> **Do this**: Print all of the data exactly.

● ● ● ● ●

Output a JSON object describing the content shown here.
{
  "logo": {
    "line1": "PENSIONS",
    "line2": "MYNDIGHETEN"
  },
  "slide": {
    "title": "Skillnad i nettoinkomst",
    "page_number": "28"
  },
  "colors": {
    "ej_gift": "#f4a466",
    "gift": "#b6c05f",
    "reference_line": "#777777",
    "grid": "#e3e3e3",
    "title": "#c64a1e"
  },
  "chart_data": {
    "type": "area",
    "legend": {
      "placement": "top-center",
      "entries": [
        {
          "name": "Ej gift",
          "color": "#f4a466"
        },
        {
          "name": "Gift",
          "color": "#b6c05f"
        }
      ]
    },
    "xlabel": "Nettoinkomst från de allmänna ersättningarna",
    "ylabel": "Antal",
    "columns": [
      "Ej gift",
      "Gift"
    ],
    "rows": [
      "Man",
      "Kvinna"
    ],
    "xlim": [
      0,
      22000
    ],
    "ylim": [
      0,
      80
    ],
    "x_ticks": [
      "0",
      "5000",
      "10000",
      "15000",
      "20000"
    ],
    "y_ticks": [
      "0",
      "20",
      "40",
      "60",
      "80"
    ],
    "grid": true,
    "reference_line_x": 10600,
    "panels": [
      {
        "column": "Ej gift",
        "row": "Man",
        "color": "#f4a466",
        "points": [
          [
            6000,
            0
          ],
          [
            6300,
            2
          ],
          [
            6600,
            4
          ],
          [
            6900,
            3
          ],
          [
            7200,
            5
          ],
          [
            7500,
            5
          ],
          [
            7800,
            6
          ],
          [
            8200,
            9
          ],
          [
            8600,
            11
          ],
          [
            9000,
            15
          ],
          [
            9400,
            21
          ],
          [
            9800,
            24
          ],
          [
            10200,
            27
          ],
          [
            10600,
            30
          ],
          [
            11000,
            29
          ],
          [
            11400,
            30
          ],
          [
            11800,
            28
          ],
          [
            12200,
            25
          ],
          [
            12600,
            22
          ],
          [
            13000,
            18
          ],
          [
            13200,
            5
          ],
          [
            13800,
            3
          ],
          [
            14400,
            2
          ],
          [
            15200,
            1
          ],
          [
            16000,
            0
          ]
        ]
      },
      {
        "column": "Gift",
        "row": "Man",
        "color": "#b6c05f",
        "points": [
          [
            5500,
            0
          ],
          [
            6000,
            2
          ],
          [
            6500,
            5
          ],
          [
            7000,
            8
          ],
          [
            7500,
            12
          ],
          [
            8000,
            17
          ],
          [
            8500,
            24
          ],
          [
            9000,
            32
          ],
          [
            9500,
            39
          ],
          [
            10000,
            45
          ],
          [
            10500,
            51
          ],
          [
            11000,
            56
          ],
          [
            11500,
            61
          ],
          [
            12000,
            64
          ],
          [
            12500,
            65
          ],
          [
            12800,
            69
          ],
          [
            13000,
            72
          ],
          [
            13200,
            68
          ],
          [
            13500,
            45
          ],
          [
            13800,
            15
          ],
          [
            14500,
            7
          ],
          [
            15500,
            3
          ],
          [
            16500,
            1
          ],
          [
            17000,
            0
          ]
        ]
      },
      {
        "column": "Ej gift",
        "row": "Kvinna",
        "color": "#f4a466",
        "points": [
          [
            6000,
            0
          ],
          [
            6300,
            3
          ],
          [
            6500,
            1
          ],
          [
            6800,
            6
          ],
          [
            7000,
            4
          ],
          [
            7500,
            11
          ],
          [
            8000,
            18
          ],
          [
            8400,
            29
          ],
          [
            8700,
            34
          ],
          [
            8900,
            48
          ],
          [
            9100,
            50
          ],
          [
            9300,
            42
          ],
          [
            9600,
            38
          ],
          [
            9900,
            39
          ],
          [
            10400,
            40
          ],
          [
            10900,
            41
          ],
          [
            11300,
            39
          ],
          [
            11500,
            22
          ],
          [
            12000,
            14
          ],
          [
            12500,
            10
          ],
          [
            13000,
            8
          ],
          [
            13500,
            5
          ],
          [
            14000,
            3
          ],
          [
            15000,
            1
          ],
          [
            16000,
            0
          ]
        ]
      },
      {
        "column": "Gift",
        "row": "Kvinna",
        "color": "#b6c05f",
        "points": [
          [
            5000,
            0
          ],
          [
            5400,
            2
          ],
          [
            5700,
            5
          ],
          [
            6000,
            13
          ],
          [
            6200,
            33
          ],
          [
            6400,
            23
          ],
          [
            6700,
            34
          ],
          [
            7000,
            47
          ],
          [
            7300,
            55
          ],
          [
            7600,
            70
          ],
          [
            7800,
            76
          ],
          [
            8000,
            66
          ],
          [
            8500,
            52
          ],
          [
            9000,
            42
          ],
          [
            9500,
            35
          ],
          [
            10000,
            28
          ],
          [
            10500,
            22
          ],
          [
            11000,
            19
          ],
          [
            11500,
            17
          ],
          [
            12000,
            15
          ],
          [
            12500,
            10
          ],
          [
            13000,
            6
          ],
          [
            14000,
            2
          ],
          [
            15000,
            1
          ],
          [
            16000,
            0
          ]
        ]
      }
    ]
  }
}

● ● ● ● ●

> **Result**:
Output a JSON object describing the content shown here.
{
  "logo": {
    "line1": "PENSIONS",
    "line2": "MYNDIGHETEN"
  },
  "slide": {
    "title": "Skillnad i nettoinkomst",
    "page_number": "28"
  },
  "colors": {
    "ej_gift": "#f4a466",
    "gift": "#b6c05f",
    "reference_line": "#777777",
    "grid": "#e3e3e3",
    "title": "#c64a1e"
  },
  "chart_data": {
    "type": "area",
    "legend": {
      "placement": "top-center",
      "entries": [
        {
          "name": "Ej gift",
          "color": "#f4a466"
        },
        {
          "name": "Gift",
          "color": "#b6c05f"
        }
      ]
    },
    "xlabel": "Nettoinkomst från de allmänna ersättningarna",
    "ylabel": "Antal",
    "columns": [
      "Ej gift",
      "Gift"
    ],
    "rows": [
      "Man",
      "Kvinna"
    ],
    "xlim": [
      0,
      22000
    ],
    "ylim": [
      0,
      80
    ],
    "x_ticks": [
      "0",
      "5000",
      "10000",
      "15000",
      "20000"
    ],
    "y_ticks": [
      "0",
      "20",
      "40",
      "60",
      "80"
    ],
    "grid": true,
    "reference_line_x": 10600,
    "panels": [
      {
        "column": "Ej gift",
        "row": "Man",
        "color": "#f4a466",
        "points": [
          [
            6000,
            0
          ],
          [
            6300,
            2
          ],
          [
            6600,
            4
          ],
          [
            6900,
            3
          ],
          [
            7200,
            5
          ],
          [
            7500,
            5
          ],
          [
            7800,
            6
          ],
          [
            8200,
            9
          ],
          [
            8600,
            11
          ],
          [
            9000,
            15
          ],
          [
            9400,
            21
          ],
          [
            9800,
            24
          ],
          [
            10200,
            27
          ],
          [
            10600,
            30
          ],
          [
            11000,
            29
          ],
          [
            11400,
            30
          ],
          [
            11800,
            28
          ],
          [
            12200,
            25
          ],
          [
            12600,
            22
          ],
          [
            13000,
            18
          ],
          [
            13200,
            5
          ],
          [
            13800,
            3
          ],
          [
            14400,
            2
          ],
          [
            15200,
            1
          ],
          [
            16000,
            0
          ]
        ]
      },
      {
        "column": "Gift",
        "row": "Man",
        "color": "#b6c05f",
        "points": [
          [
            5500,
            0
          ],
          [
            6000,
            2
          ],
          [
            6500,
            5
          ],
          [
            7000,
            8
          ],
          [
            7500,
            12
          ],
          [
            8000,
            17
          ],
          [
            8500,
            24
          ],
          [
            9000,
            32
          ],
          [
            9500,
            39
          ],
          [
            10000,
            45
          ],
          [
            10500,
            51
          ],
          [
            11000,
            56
          ],
          [
            11500,
            61
          ],
          [
            12000,
            64
          ],
          [
            12500,
            65
          ],
          [
            12800,
            69
          ],
          [
            13000,
            72
          ],
          [
            13200,
            68
          ],
          [
            13500,
            45
          ],
          [
            13800,
            15
          ],
          [
            14500,
            7
          ],
          [
            15500,
            3
          ],
          [
            16500,
            1
          ],
          [
            17000,
            0
          ]
        ]
      },
      {
        "column": "Ej gift",
        "row": "Kvinna",
        "color": "#f4a466",
        "points": [
          [
            6000,
            0
          ],
          [
            6300,
            3
          ],
          [
            6500,
            1
          ],
          [
            6800,
            6
          ],
          [
            7000,
            4
          ],
          [
            7500,
            11
          ],
          [
            8000,
            18
          ],
          [
            8400,
            29
          ],
          [
            8700,
            34
          ],
          [
            8900,
            48
          ],
          [
            9100,
            50
          ],
          [
            9300,
            42
          ],
          [
            9600,
            38
          ],
          [
            9900,
            39
          ],
          [
            10400,
            40
          ],
          [
            10900,
            41
          ],
          [
            11300,
            39
          ],
          [
            11500,
            22
          ],
          [
            12000,
            14
          ],
          [
            12500,
            10
          ],
          [
            13000,
            8
          ],
          [
            13500,
            5
          ],
          [
            14000,
            3
          ],
          [
            15000,
            1
          ],
          [
            16000,
            0
          ]
        ]
      },
      {
        "column": "Gift",
        "row": "Kvinna",
        "color": "#b6c05f",
        "points": [
          [
            5000,
            0
          ],
          [
            5400,
            2
          ],
          [
            5700,
            5
          ],
          [
            6000,
            13
          ],
          [
            6200,
            33
          ],
          [
            6400,
            23
          ],
          [
            6700,
            34
          ],
          [
            7000,
            47
          ],
          [
            7300,
            55
          ],
          [
            7600,
            70
          ],
          [
            7800,
            76
          ],
          [
            8000,
            66
          ],
          [
            8500,
            52
          ],
          [
            9000,
            42
          ],
          [
            9500,
            35
          ],
          [
            10000,
            28
          ],
          [
            10500,
            22
          ],
          [
            11000,
            19
          ],
          [
            11500,
            17
          ],
          [
            12000,
            15
          ],
          [
            12500,
            10
          ],
          [
            13000,
            6
          ],
          [
            14000,
            2
          ],
          [
            15000,
            1
          ],
          [
            16000,
            0
          ]
        ]
      }
    ]
  }
}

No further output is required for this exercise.